→ **SET EXERCISE**:
Isolate every line in the data with the string "this" and copy it.

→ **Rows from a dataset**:
-----

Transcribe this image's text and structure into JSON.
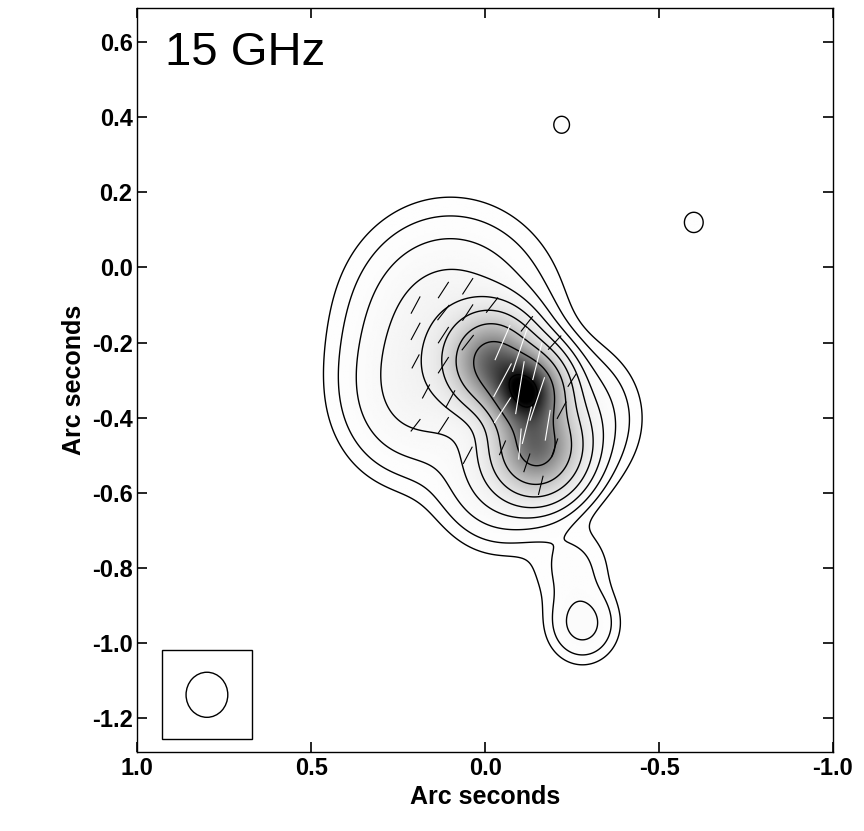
{
  "chart_data": {
    "type": "contour",
    "title": "15 GHz",
    "x_label": "Arc seconds",
    "y_label": "Arc seconds",
    "xlim": [
      1.0,
      -1.0
    ],
    "ylim": [
      -1.29,
      0.69
    ],
    "xticks": [
      {
        "value": 1.0,
        "label": "1.0"
      },
      {
        "value": 0.5,
        "label": "0.5"
      },
      {
        "value": 0.0,
        "label": "0.0"
      },
      {
        "value": -0.5,
        "label": "-0.5"
      },
      {
        "value": -1.0,
        "label": "-1.0"
      }
    ],
    "yticks": [
      {
        "value": 0.6,
        "label": "0.6"
      },
      {
        "value": 0.4,
        "label": "0.4"
      },
      {
        "value": 0.2,
        "label": "0.2"
      },
      {
        "value": 0.0,
        "label": "0.0"
      },
      {
        "value": -0.2,
        "label": "-0.2"
      },
      {
        "value": -0.4,
        "label": "-0.4"
      },
      {
        "value": -0.6,
        "label": "-0.6"
      },
      {
        "value": -0.8,
        "label": "-0.8"
      },
      {
        "value": -1.0,
        "label": "-1.0"
      },
      {
        "value": -1.2,
        "label": "-1.2"
      }
    ],
    "components": [
      {
        "x": -0.12,
        "y": -0.33,
        "peak": 1.0,
        "sigma": 0.06
      },
      {
        "x": -0.02,
        "y": -0.25,
        "peak": 0.6,
        "sigma": 0.07
      },
      {
        "x": -0.15,
        "y": -0.48,
        "peak": 0.6,
        "sigma": 0.07
      },
      {
        "x": 0.1,
        "y": -0.15,
        "peak": 0.05,
        "sigma": 0.15
      },
      {
        "x": 0.2,
        "y": -0.35,
        "peak": 0.03,
        "sigma": 0.12
      },
      {
        "x": -0.05,
        "y": -0.55,
        "peak": 0.04,
        "sigma": 0.1
      },
      {
        "x": -0.25,
        "y": -0.4,
        "peak": 0.03,
        "sigma": 0.1
      },
      {
        "x": -0.25,
        "y": -0.8,
        "peak": 0.01,
        "sigma": 0.07
      },
      {
        "x": -0.28,
        "y": -0.95,
        "peak": 0.02,
        "sigma": 0.06
      },
      {
        "x": -0.22,
        "y": 0.38,
        "peak": 0.006,
        "sigma": 0.025
      },
      {
        "x": -0.6,
        "y": 0.12,
        "peak": 0.006,
        "sigma": 0.03
      }
    ],
    "contour_levels": [
      0.004,
      0.008,
      0.016,
      0.032,
      0.064,
      0.128,
      0.256,
      0.512,
      1.024
    ],
    "grayscale_range": [
      0.0,
      1.1
    ],
    "beam": [
      0.12,
      0.12,
      0
    ],
    "series": [
      {
        "color": "black",
        "vectors": [
          [
            0.12,
            -0.06,
            -35,
            0.05
          ],
          [
            0.05,
            -0.05,
            -35,
            0.05
          ],
          [
            0.2,
            -0.1,
            -30,
            0.05
          ],
          [
            0.12,
            -0.12,
            -40,
            0.05
          ],
          [
            0.05,
            -0.12,
            -35,
            0.05
          ],
          [
            -0.02,
            -0.1,
            -40,
            0.05
          ],
          [
            0.2,
            -0.17,
            -30,
            0.05
          ],
          [
            0.12,
            -0.18,
            -35,
            0.05
          ],
          [
            0.05,
            -0.2,
            -40,
            0.05
          ],
          [
            0.2,
            -0.25,
            -30,
            0.04
          ],
          [
            0.12,
            -0.26,
            -35,
            0.05
          ],
          [
            0.17,
            -0.33,
            -30,
            0.04
          ],
          [
            0.1,
            -0.35,
            -30,
            0.05
          ],
          [
            0.2,
            -0.42,
            -40,
            0.04
          ],
          [
            0.12,
            -0.42,
            -35,
            0.05
          ],
          [
            0.05,
            -0.5,
            -30,
            0.05
          ],
          [
            -0.05,
            -0.48,
            -25,
            0.04
          ],
          [
            -0.12,
            -0.52,
            -20,
            0.05
          ],
          [
            -0.2,
            -0.48,
            -20,
            0.05
          ],
          [
            -0.22,
            -0.38,
            -30,
            0.05
          ],
          [
            -0.25,
            -0.3,
            -35,
            0.04
          ],
          [
            -0.2,
            -0.2,
            -45,
            0.05
          ],
          [
            -0.12,
            -0.15,
            -40,
            0.05
          ],
          [
            -0.16,
            -0.58,
            -15,
            0.05
          ]
        ]
      },
      {
        "color": "white",
        "vectors": [
          [
            -0.05,
            -0.2,
            -25,
            0.1
          ],
          [
            -0.1,
            -0.22,
            -20,
            0.12
          ],
          [
            -0.15,
            -0.25,
            -15,
            0.1
          ],
          [
            -0.05,
            -0.3,
            -30,
            0.1
          ],
          [
            -0.1,
            -0.32,
            -10,
            0.14
          ],
          [
            -0.15,
            -0.35,
            -20,
            0.12
          ],
          [
            -0.05,
            -0.38,
            -35,
            0.08
          ],
          [
            -0.12,
            -0.42,
            -15,
            0.1
          ],
          [
            -0.18,
            -0.42,
            -10,
            0.08
          ],
          [
            -0.1,
            -0.47,
            -5,
            0.08
          ]
        ]
      }
    ]
  }
}
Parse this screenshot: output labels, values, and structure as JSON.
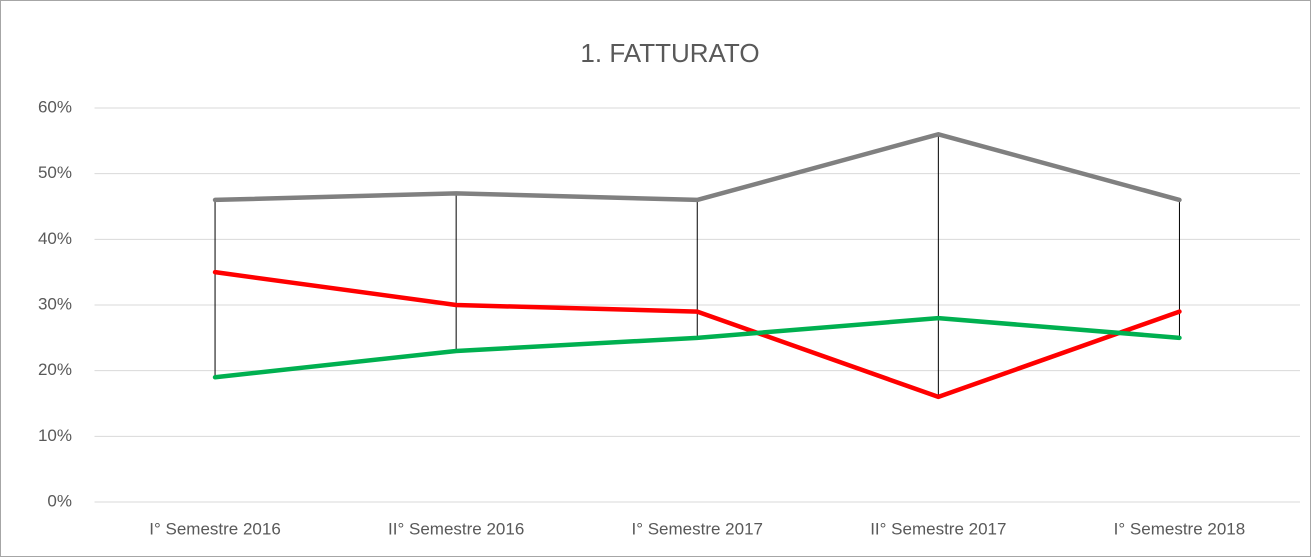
{
  "chart_data": {
    "type": "line",
    "title": "1. FATTURATO",
    "categories": [
      "I° Semestre 2016",
      "II° Semestre 2016",
      "I° Semestre 2017",
      "II° Semestre 2017",
      "I° Semestre 2018"
    ],
    "series": [
      {
        "color": "#808080",
        "values": [
          46,
          47,
          46,
          56,
          46
        ]
      },
      {
        "color": "#ff0000",
        "values": [
          35,
          30,
          29,
          16,
          29
        ]
      },
      {
        "color": "#00b050",
        "values": [
          19,
          23,
          25,
          28,
          25
        ]
      }
    ],
    "ylim": [
      0,
      60
    ],
    "yticks": [
      {
        "value": 0,
        "label": "0%"
      },
      {
        "value": 10,
        "label": "10%"
      },
      {
        "value": 20,
        "label": "20%"
      },
      {
        "value": 30,
        "label": "30%"
      },
      {
        "value": 40,
        "label": "40%"
      },
      {
        "value": 50,
        "label": "50%"
      },
      {
        "value": 60,
        "label": "60%"
      }
    ],
    "grid": true,
    "high_low_lines": true
  }
}
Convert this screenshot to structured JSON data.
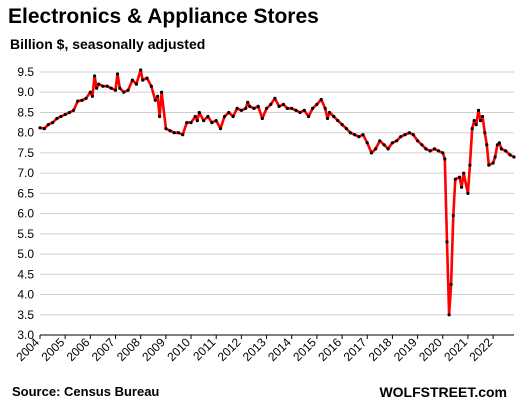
{
  "chart_data": {
    "type": "line",
    "title": "Electronics & Appliance Stores",
    "subtitle": "Billion $, seasonally adjusted",
    "xlabel": "",
    "ylabel": "",
    "xlim": [
      2004,
      2022.83
    ],
    "ylim": [
      3.0,
      9.5
    ],
    "x_ticks": [
      "2004",
      "2005",
      "2006",
      "2007",
      "2008",
      "2009",
      "2010",
      "2011",
      "2012",
      "2013",
      "2014",
      "2015",
      "2016",
      "2017",
      "2018",
      "2019",
      "2020",
      "2021",
      "2022"
    ],
    "y_ticks": [
      "3.0",
      "3.5",
      "4.0",
      "4.5",
      "5.0",
      "5.5",
      "6.0",
      "6.5",
      "7.0",
      "7.5",
      "8.0",
      "8.5",
      "9.0",
      "9.5"
    ],
    "grid": "horizontal",
    "series": [
      {
        "name": "",
        "color": "#ff0000",
        "marker_color": "#000000",
        "points": [
          [
            2004.0,
            8.12
          ],
          [
            2004.17,
            8.1
          ],
          [
            2004.33,
            8.2
          ],
          [
            2004.5,
            8.25
          ],
          [
            2004.67,
            8.35
          ],
          [
            2004.83,
            8.4
          ],
          [
            2005.0,
            8.45
          ],
          [
            2005.17,
            8.5
          ],
          [
            2005.33,
            8.55
          ],
          [
            2005.5,
            8.78
          ],
          [
            2005.67,
            8.8
          ],
          [
            2005.83,
            8.85
          ],
          [
            2006.0,
            9.0
          ],
          [
            2006.08,
            8.9
          ],
          [
            2006.17,
            9.4
          ],
          [
            2006.25,
            9.1
          ],
          [
            2006.33,
            9.2
          ],
          [
            2006.5,
            9.15
          ],
          [
            2006.67,
            9.15
          ],
          [
            2006.83,
            9.1
          ],
          [
            2007.0,
            9.05
          ],
          [
            2007.08,
            9.45
          ],
          [
            2007.17,
            9.1
          ],
          [
            2007.33,
            9.0
          ],
          [
            2007.5,
            9.05
          ],
          [
            2007.67,
            9.3
          ],
          [
            2007.83,
            9.2
          ],
          [
            2008.0,
            9.55
          ],
          [
            2008.08,
            9.3
          ],
          [
            2008.25,
            9.35
          ],
          [
            2008.42,
            9.15
          ],
          [
            2008.58,
            8.8
          ],
          [
            2008.67,
            8.9
          ],
          [
            2008.75,
            8.4
          ],
          [
            2008.83,
            9.0
          ],
          [
            2009.0,
            8.1
          ],
          [
            2009.17,
            8.05
          ],
          [
            2009.33,
            8.0
          ],
          [
            2009.5,
            8.0
          ],
          [
            2009.67,
            7.95
          ],
          [
            2009.83,
            8.25
          ],
          [
            2010.0,
            8.25
          ],
          [
            2010.17,
            8.4
          ],
          [
            2010.25,
            8.3
          ],
          [
            2010.33,
            8.5
          ],
          [
            2010.5,
            8.3
          ],
          [
            2010.67,
            8.4
          ],
          [
            2010.83,
            8.25
          ],
          [
            2011.0,
            8.3
          ],
          [
            2011.17,
            8.1
          ],
          [
            2011.33,
            8.4
          ],
          [
            2011.5,
            8.5
          ],
          [
            2011.67,
            8.4
          ],
          [
            2011.83,
            8.6
          ],
          [
            2012.0,
            8.55
          ],
          [
            2012.17,
            8.6
          ],
          [
            2012.25,
            8.75
          ],
          [
            2012.33,
            8.65
          ],
          [
            2012.5,
            8.6
          ],
          [
            2012.67,
            8.65
          ],
          [
            2012.83,
            8.35
          ],
          [
            2013.0,
            8.6
          ],
          [
            2013.17,
            8.7
          ],
          [
            2013.33,
            8.85
          ],
          [
            2013.5,
            8.65
          ],
          [
            2013.67,
            8.7
          ],
          [
            2013.83,
            8.6
          ],
          [
            2014.0,
            8.6
          ],
          [
            2014.17,
            8.55
          ],
          [
            2014.33,
            8.5
          ],
          [
            2014.5,
            8.55
          ],
          [
            2014.67,
            8.4
          ],
          [
            2014.83,
            8.6
          ],
          [
            2015.0,
            8.7
          ],
          [
            2015.17,
            8.82
          ],
          [
            2015.33,
            8.6
          ],
          [
            2015.42,
            8.35
          ],
          [
            2015.5,
            8.5
          ],
          [
            2015.67,
            8.4
          ],
          [
            2015.83,
            8.3
          ],
          [
            2016.0,
            8.2
          ],
          [
            2016.17,
            8.1
          ],
          [
            2016.33,
            8.0
          ],
          [
            2016.5,
            7.95
          ],
          [
            2016.67,
            7.9
          ],
          [
            2016.83,
            7.95
          ],
          [
            2017.0,
            7.75
          ],
          [
            2017.17,
            7.5
          ],
          [
            2017.33,
            7.6
          ],
          [
            2017.5,
            7.8
          ],
          [
            2017.67,
            7.7
          ],
          [
            2017.83,
            7.6
          ],
          [
            2018.0,
            7.75
          ],
          [
            2018.17,
            7.8
          ],
          [
            2018.33,
            7.9
          ],
          [
            2018.5,
            7.95
          ],
          [
            2018.67,
            8.0
          ],
          [
            2018.83,
            7.95
          ],
          [
            2019.0,
            7.8
          ],
          [
            2019.17,
            7.7
          ],
          [
            2019.33,
            7.6
          ],
          [
            2019.5,
            7.55
          ],
          [
            2019.67,
            7.6
          ],
          [
            2019.83,
            7.55
          ],
          [
            2020.0,
            7.5
          ],
          [
            2020.08,
            7.35
          ],
          [
            2020.17,
            5.3
          ],
          [
            2020.25,
            3.5
          ],
          [
            2020.33,
            4.25
          ],
          [
            2020.42,
            5.95
          ],
          [
            2020.5,
            6.85
          ],
          [
            2020.67,
            6.9
          ],
          [
            2020.75,
            6.65
          ],
          [
            2020.83,
            7.0
          ],
          [
            2021.0,
            6.5
          ],
          [
            2021.08,
            7.2
          ],
          [
            2021.17,
            8.1
          ],
          [
            2021.25,
            8.3
          ],
          [
            2021.33,
            8.2
          ],
          [
            2021.42,
            8.55
          ],
          [
            2021.5,
            8.3
          ],
          [
            2021.58,
            8.4
          ],
          [
            2021.67,
            8.0
          ],
          [
            2021.75,
            7.7
          ],
          [
            2021.83,
            7.2
          ],
          [
            2022.0,
            7.25
          ],
          [
            2022.08,
            7.4
          ],
          [
            2022.17,
            7.7
          ],
          [
            2022.25,
            7.75
          ],
          [
            2022.33,
            7.6
          ],
          [
            2022.5,
            7.55
          ],
          [
            2022.67,
            7.45
          ],
          [
            2022.83,
            7.4
          ]
        ]
      }
    ]
  },
  "footer": {
    "source": "Source: Census Bureau",
    "brand": "WOLFSTREET.com"
  }
}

-----

→ **OUTPUT OF THE EXERCISE**:
Transcribe this image's text and structure into JSON.
Parse this screenshot: output labels, values, and structure as JSON.
Convert this screenshot to structured JSON data.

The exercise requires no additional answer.